SHORT TASK.
Tell how many lines in the data below include the word "name". The answer is the number only.

======== INFORMATION SUPPLIED

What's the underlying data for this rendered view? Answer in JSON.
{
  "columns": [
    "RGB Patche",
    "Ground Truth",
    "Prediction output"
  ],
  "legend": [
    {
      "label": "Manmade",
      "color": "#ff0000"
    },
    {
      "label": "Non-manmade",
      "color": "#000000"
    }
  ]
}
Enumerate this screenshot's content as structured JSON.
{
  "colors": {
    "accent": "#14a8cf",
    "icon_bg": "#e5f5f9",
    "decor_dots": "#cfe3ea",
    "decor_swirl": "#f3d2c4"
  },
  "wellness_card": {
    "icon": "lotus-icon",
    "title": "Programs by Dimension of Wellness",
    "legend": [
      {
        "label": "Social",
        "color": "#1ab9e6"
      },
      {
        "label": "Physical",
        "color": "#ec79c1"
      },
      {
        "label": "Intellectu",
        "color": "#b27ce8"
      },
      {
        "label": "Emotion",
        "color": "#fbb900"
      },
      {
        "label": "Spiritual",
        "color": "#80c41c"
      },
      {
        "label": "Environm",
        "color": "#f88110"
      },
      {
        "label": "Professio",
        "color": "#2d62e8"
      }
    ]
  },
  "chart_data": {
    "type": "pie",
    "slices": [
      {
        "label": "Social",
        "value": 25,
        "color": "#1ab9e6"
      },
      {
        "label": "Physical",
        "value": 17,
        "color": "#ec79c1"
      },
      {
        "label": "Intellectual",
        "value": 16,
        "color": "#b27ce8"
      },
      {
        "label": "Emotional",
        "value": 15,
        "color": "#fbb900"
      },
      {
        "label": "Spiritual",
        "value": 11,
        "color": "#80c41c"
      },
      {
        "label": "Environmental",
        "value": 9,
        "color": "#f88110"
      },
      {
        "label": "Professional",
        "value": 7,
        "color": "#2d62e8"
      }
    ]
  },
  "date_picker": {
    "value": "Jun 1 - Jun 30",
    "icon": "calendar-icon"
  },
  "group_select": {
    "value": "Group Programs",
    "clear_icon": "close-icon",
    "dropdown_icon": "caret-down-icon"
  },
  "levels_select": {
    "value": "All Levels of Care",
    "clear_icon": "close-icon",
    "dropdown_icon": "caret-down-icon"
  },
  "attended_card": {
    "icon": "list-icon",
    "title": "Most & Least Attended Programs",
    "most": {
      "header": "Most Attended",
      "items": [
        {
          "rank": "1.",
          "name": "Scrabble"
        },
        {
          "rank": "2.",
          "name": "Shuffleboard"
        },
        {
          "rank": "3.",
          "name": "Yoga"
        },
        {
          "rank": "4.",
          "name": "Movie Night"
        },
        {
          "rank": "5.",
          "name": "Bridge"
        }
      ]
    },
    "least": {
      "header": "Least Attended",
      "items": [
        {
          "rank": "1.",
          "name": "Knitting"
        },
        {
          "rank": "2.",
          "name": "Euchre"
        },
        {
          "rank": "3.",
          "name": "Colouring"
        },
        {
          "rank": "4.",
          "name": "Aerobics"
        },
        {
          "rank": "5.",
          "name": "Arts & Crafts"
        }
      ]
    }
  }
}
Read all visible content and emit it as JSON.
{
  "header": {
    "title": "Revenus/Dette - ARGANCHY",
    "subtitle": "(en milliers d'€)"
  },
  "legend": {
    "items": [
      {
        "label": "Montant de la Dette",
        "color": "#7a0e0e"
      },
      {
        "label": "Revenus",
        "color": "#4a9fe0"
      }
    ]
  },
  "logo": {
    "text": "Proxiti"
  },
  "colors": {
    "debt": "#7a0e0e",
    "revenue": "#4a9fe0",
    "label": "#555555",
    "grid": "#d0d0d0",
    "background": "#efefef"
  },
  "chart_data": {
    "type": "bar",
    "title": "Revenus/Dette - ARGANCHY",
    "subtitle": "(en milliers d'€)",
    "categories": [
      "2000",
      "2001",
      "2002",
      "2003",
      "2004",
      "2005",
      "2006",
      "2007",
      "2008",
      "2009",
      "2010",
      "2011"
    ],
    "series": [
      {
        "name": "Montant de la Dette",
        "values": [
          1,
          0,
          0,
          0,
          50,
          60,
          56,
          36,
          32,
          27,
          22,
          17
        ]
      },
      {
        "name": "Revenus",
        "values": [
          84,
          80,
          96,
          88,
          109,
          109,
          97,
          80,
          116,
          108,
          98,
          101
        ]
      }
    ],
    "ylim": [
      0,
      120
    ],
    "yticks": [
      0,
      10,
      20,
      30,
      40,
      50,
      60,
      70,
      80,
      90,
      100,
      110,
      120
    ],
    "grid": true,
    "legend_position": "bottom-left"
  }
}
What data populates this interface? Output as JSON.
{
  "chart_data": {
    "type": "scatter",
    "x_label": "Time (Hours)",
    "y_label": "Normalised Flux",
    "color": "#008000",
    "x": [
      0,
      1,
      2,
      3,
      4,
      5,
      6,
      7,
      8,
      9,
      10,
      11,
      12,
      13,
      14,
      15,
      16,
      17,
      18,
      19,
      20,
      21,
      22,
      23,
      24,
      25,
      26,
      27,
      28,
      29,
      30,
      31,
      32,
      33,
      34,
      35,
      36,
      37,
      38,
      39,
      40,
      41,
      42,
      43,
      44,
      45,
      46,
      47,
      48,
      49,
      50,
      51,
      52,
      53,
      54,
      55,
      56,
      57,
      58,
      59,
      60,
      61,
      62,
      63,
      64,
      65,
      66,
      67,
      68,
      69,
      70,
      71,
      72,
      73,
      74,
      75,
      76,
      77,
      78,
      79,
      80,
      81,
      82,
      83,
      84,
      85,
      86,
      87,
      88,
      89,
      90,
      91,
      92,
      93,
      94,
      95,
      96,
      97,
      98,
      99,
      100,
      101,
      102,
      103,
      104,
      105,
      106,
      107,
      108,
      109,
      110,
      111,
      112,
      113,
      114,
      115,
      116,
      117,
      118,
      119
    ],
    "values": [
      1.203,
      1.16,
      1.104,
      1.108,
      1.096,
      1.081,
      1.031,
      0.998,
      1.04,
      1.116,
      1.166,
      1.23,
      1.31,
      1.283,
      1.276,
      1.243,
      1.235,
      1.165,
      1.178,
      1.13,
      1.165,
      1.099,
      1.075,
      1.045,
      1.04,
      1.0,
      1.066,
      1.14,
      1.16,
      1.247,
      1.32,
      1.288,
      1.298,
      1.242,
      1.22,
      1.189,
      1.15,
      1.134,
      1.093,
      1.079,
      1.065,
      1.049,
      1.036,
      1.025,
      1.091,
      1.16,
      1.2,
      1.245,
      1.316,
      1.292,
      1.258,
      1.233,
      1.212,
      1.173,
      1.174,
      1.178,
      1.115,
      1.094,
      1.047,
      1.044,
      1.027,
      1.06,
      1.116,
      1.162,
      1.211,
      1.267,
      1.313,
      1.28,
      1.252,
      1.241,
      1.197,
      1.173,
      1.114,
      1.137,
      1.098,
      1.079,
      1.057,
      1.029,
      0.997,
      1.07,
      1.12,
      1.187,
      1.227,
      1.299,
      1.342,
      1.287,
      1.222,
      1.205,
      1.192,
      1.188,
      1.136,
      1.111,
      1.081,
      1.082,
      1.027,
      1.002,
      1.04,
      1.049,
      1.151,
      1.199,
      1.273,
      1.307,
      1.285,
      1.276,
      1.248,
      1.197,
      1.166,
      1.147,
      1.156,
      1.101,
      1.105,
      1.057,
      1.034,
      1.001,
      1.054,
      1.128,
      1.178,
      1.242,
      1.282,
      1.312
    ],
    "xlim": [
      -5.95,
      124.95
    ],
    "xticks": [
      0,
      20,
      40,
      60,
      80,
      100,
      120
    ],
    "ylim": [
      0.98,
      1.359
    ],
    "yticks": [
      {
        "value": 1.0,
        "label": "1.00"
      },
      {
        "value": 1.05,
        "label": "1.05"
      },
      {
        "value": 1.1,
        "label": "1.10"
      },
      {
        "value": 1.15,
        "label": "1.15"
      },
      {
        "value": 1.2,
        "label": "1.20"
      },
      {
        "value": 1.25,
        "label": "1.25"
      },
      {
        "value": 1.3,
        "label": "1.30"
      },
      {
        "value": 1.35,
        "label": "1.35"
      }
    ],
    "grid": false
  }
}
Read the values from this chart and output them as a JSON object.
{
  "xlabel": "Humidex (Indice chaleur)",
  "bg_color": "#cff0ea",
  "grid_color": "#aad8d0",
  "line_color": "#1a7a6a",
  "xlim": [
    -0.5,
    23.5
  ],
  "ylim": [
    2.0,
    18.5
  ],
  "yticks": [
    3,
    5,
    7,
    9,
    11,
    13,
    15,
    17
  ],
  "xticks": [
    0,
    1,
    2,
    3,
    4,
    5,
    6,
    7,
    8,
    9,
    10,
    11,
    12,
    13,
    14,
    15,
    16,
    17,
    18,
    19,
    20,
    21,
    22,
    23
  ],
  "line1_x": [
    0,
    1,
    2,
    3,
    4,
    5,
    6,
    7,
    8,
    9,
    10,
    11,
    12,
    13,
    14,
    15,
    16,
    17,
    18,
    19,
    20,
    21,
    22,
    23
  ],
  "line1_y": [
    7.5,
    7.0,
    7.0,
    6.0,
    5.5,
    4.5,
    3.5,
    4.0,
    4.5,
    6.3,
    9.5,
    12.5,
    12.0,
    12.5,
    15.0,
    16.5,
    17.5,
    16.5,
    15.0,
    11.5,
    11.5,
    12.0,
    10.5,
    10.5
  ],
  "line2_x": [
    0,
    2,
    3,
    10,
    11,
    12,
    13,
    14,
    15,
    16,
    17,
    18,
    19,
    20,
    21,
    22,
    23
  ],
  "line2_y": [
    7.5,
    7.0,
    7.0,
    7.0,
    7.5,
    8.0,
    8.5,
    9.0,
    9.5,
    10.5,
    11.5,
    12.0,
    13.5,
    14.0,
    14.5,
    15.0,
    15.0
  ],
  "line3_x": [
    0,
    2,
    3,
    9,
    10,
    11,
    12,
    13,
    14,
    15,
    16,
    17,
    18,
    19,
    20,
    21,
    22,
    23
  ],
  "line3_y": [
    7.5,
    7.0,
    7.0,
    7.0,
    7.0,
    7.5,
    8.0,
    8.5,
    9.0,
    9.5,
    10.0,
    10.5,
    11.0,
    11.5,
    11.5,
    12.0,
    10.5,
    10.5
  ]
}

================

THE COMPLETED TASK.
12